_GOAL_: Determine how many lines in the entries below include "srovnávací". The reply should be that number and nothing else.

[begin MATERIAL]

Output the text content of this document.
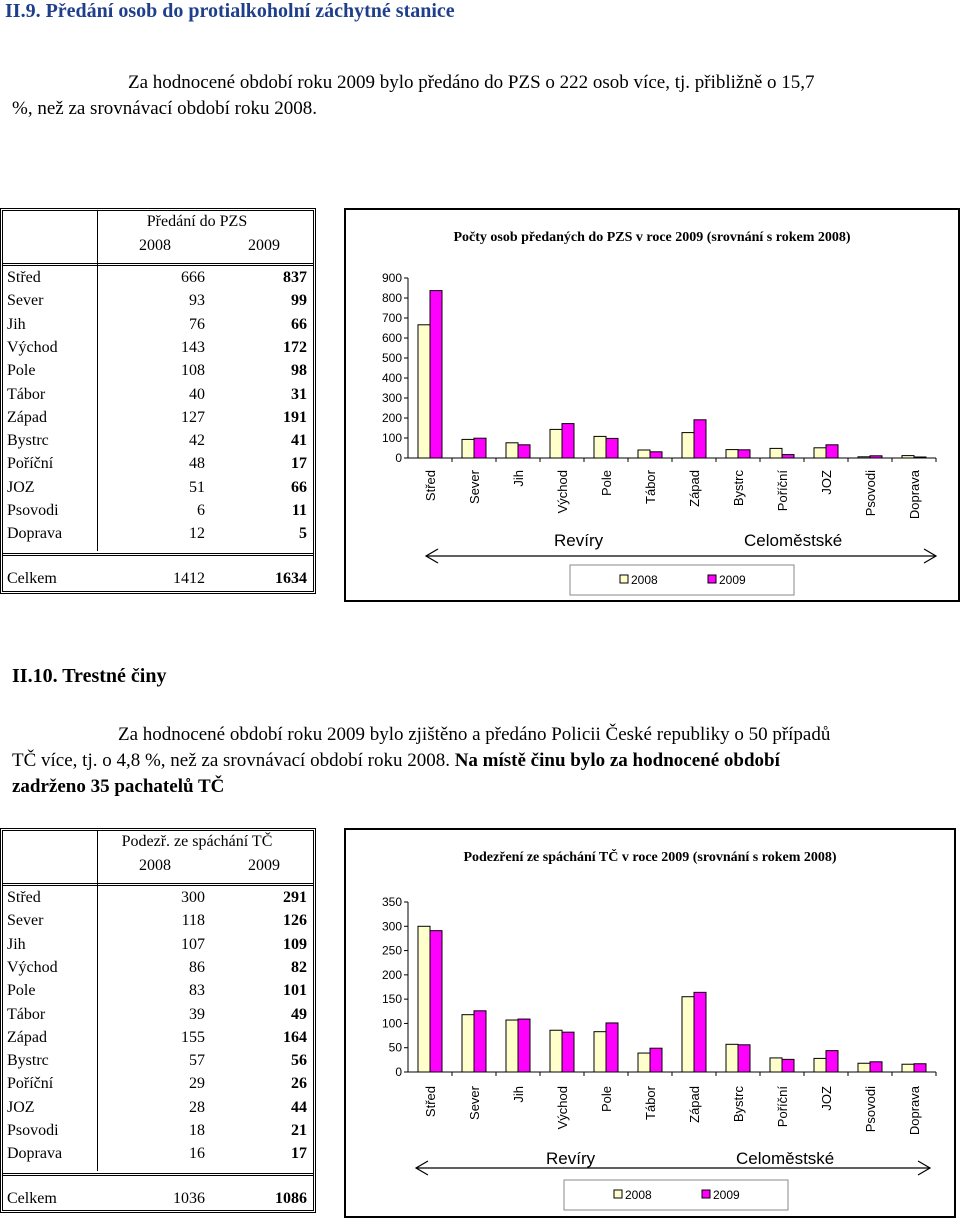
II.9. Předání osob do protialkoholní záchytné stanice
Za hodnocené období roku 2009 bylo předáno do PZS o 222 osob více, tj. přibližně o 15,7
%, než za srovnávací období roku 2008.
Předání do PZS
2008	2009
Střed	666	837
Sever	93	99
Jih	76	66
Východ	143	172
Pole	108	98
Tábor	40	31
Západ	127	191
Bystrc	42	41
Poříční	48	17
JOZ	51	66
Psovodi	6	11
Doprava	12	5
Celkem	1412	1634
Počty osob předaných do PZS v roce 2009 (srovnání s rokem 2008)
0
100
200
300
400
500
600
700
800
900
Střed Sever Jih Východ Pole Tábor Západ Bystrc Poříční JOZ Psovodi Doprava
Revíry	Celoměstské
2008	2009
II.10. Trestné činy
Za hodnocené období roku 2009 bylo zjištěno a předáno Policii České republiky o 50 případů
TČ více, tj. o 4,8 %, než za srovnávací období roku 2008. Na místě činu bylo za hodnocené období
zadrženo 35 pachatelů TČ
Podezř. ze spáchání TČ
2008	2009
Střed	300	291
Sever	118	126
Jih	107	109
Východ	86	82
Pole	83	101
Tábor	39	49
Západ	155	164
Bystrc	57	56
Poříční	29	26
JOZ	28	44
Psovodi	18	21
Doprava	16	17
Celkem	1036	1086
Podezření ze spáchání TČ v roce 2009 (srovnání s rokem 2008)
0
50
100
150
200
250
300
350
Střed Sever Jih Východ Pole Tábor Západ Bystrc Poříční JOZ Psovodi Doprava
Revíry	Celoměstské
2008	2009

[end MATERIAL]

_RESULT_: 2